=== Data entries ===

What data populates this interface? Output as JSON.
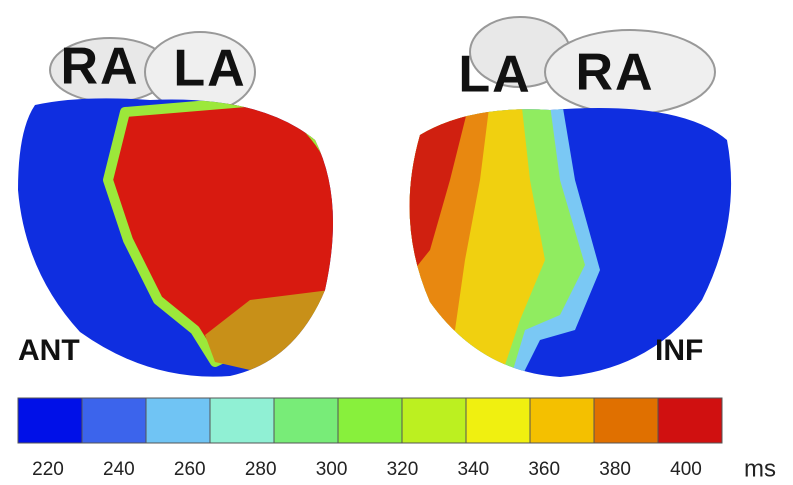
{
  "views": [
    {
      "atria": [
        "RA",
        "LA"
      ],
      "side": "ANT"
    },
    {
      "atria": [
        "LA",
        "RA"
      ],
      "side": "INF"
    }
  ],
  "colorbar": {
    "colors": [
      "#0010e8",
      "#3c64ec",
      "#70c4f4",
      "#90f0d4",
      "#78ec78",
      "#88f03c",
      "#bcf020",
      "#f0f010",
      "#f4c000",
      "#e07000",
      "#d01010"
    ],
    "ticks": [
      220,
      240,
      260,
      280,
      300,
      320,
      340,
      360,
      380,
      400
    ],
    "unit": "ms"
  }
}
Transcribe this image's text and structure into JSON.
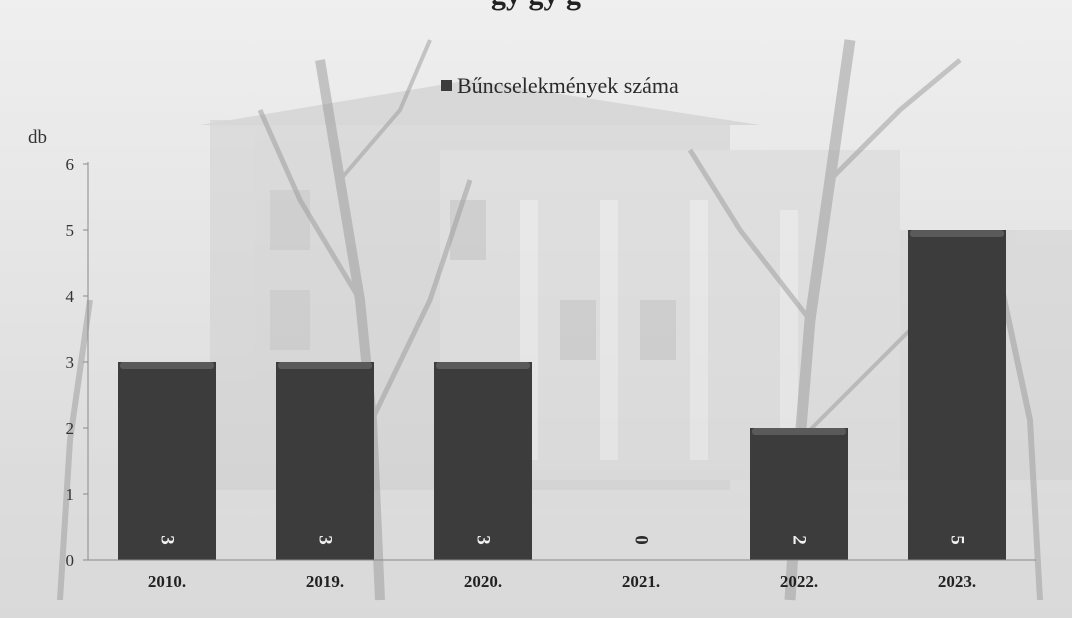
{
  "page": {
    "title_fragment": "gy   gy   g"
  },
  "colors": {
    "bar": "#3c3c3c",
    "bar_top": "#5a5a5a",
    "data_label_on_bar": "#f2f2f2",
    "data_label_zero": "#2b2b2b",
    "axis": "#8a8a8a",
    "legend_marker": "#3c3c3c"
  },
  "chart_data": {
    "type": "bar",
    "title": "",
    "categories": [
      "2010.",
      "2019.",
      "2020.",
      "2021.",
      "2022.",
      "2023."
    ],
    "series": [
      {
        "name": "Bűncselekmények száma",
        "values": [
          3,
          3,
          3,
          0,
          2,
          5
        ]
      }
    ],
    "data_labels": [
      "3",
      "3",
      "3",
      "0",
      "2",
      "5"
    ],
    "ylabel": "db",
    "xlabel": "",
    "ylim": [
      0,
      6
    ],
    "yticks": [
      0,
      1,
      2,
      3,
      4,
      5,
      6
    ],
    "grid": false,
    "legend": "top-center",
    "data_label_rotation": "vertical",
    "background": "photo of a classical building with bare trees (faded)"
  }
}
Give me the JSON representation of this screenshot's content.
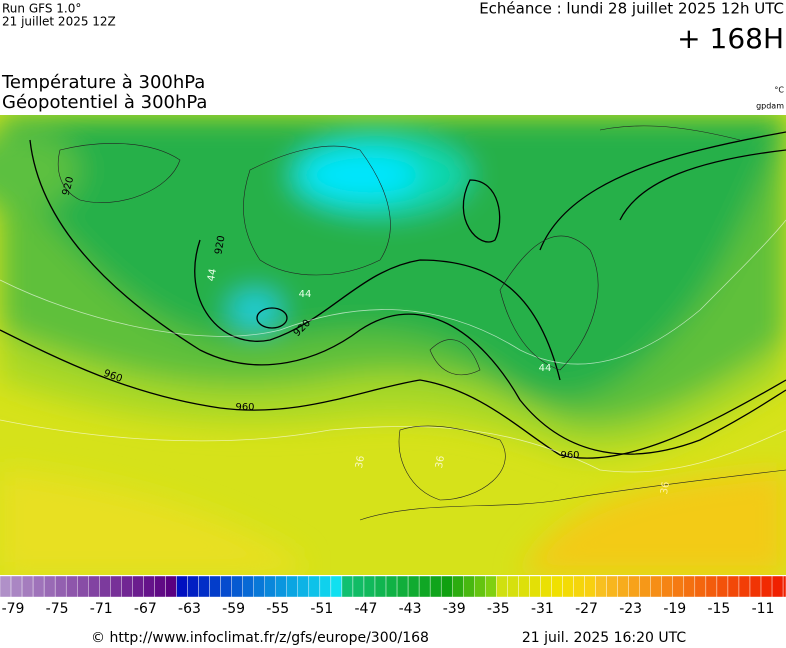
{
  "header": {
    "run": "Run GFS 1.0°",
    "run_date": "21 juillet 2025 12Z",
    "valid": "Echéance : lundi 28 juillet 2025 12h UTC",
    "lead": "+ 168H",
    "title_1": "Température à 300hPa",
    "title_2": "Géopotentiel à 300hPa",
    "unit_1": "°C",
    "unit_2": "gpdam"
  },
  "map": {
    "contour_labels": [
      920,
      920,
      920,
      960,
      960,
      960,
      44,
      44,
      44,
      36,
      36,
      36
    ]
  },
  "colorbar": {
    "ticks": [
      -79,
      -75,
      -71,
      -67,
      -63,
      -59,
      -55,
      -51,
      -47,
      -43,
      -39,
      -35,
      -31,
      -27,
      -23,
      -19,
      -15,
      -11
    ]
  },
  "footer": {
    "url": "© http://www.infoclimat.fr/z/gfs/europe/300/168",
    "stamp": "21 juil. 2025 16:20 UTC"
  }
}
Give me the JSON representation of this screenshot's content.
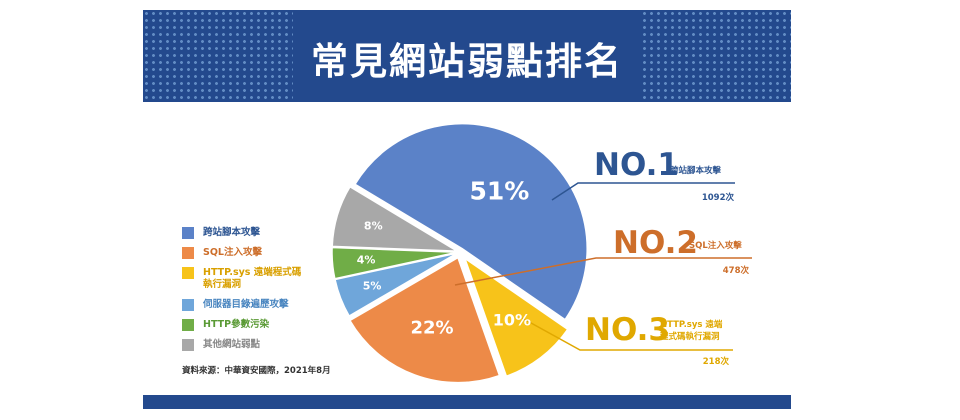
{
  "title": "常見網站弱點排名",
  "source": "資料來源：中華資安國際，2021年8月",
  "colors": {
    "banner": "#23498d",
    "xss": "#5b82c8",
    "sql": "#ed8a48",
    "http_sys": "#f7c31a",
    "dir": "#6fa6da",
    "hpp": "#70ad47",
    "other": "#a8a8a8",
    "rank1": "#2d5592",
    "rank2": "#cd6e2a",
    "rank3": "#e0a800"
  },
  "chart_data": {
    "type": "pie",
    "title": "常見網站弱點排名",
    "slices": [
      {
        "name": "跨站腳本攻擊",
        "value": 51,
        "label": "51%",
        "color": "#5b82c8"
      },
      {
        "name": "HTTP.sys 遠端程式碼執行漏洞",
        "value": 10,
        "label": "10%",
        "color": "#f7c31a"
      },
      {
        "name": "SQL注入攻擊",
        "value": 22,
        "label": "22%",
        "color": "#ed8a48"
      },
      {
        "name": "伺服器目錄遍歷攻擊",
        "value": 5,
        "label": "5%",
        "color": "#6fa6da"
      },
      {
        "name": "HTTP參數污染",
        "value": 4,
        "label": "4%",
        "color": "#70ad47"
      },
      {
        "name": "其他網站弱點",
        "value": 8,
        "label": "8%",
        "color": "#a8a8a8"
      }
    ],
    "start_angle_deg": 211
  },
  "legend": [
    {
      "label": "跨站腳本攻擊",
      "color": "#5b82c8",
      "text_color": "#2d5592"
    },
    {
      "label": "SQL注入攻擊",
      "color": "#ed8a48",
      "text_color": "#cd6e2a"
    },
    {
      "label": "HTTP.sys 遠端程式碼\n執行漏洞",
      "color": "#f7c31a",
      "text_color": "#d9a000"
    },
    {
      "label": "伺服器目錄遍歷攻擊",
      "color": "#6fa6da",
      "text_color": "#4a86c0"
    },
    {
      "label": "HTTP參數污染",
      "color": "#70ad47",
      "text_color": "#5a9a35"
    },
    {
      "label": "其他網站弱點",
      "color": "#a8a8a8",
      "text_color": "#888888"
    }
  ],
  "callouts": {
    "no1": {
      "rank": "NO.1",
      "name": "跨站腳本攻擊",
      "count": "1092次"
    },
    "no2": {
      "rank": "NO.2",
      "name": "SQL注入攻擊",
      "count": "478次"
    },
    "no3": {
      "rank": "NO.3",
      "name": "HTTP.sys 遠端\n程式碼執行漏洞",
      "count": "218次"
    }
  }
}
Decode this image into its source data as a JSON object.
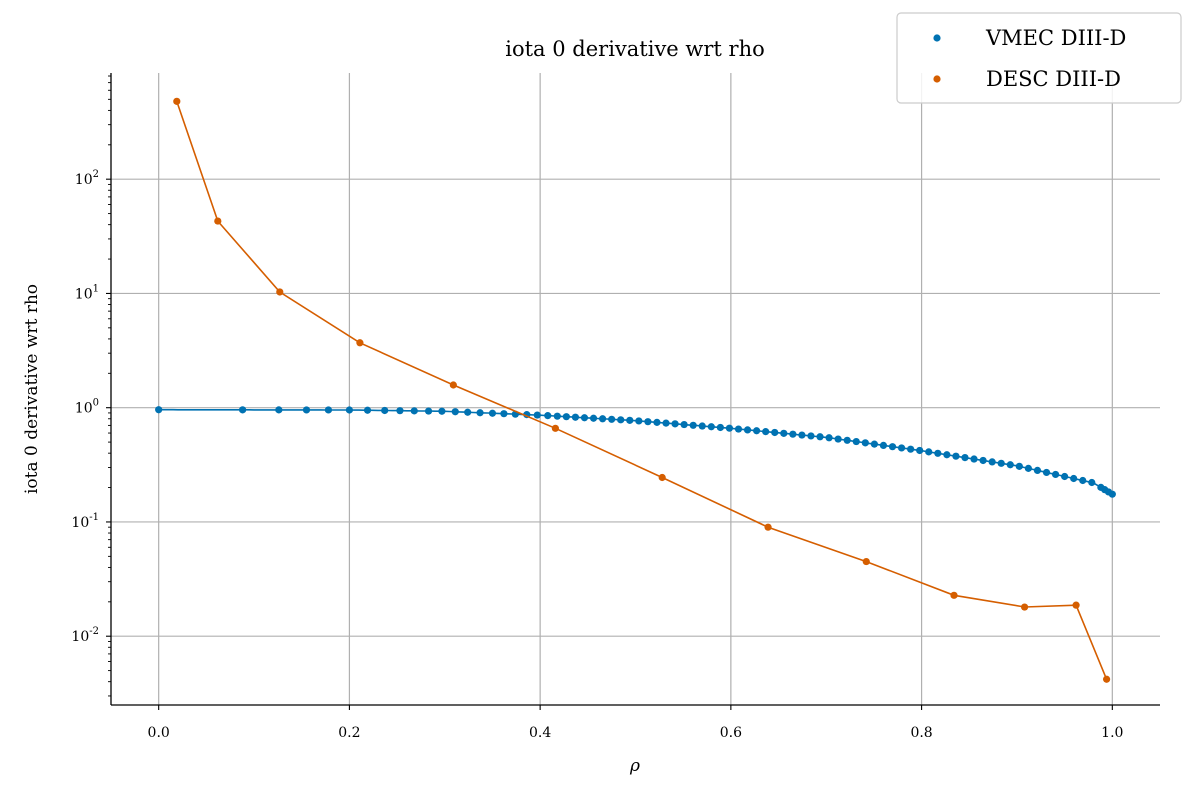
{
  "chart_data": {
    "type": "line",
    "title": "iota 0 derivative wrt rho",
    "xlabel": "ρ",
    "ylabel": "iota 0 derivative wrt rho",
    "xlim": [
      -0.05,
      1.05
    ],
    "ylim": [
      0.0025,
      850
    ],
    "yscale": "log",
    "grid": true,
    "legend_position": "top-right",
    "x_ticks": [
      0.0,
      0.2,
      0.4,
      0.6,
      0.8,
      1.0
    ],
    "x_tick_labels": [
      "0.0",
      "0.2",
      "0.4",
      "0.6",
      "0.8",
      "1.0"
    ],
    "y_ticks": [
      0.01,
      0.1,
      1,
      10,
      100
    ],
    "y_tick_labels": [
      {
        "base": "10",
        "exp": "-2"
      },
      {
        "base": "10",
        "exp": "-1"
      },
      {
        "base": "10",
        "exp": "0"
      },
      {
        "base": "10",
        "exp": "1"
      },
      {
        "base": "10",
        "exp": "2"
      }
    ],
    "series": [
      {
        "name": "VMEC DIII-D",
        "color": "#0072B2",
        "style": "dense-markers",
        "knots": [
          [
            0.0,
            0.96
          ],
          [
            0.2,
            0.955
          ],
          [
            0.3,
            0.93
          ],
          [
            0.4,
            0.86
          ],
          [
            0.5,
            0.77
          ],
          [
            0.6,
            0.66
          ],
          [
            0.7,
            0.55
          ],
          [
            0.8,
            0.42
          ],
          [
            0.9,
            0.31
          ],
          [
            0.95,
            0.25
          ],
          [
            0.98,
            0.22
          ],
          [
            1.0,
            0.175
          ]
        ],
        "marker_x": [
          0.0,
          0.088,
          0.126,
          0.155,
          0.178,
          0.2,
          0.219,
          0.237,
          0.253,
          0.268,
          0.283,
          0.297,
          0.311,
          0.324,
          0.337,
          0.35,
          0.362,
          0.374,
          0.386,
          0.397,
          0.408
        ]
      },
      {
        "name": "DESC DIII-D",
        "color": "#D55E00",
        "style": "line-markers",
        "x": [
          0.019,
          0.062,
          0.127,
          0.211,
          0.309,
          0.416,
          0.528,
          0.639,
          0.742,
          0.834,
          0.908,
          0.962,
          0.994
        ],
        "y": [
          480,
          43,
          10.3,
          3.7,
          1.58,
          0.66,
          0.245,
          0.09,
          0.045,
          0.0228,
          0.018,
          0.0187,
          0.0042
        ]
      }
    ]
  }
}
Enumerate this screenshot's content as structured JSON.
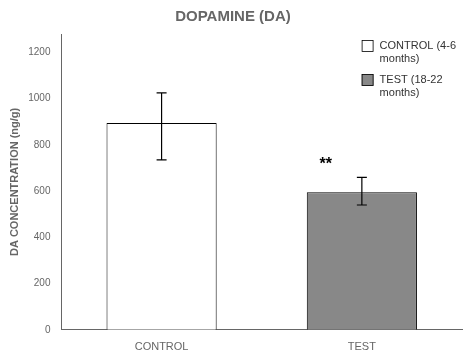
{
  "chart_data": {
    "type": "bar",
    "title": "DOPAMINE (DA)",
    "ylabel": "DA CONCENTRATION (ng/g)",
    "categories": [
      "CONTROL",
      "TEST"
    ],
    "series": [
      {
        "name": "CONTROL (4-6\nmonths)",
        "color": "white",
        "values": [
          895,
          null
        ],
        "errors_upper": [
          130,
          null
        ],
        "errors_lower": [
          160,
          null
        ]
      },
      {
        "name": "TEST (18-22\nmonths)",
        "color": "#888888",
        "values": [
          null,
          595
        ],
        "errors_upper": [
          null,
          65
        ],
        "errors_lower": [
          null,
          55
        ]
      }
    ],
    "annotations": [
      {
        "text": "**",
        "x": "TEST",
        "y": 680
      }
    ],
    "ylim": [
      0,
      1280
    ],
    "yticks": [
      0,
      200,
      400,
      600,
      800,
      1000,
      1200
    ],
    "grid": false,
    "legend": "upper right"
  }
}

===

Filter the records above for "image" and copy every matching line.

> _Solved problem_
Transcribe this image's text and structure into JSON.
Decode this image into its source data as a JSON object.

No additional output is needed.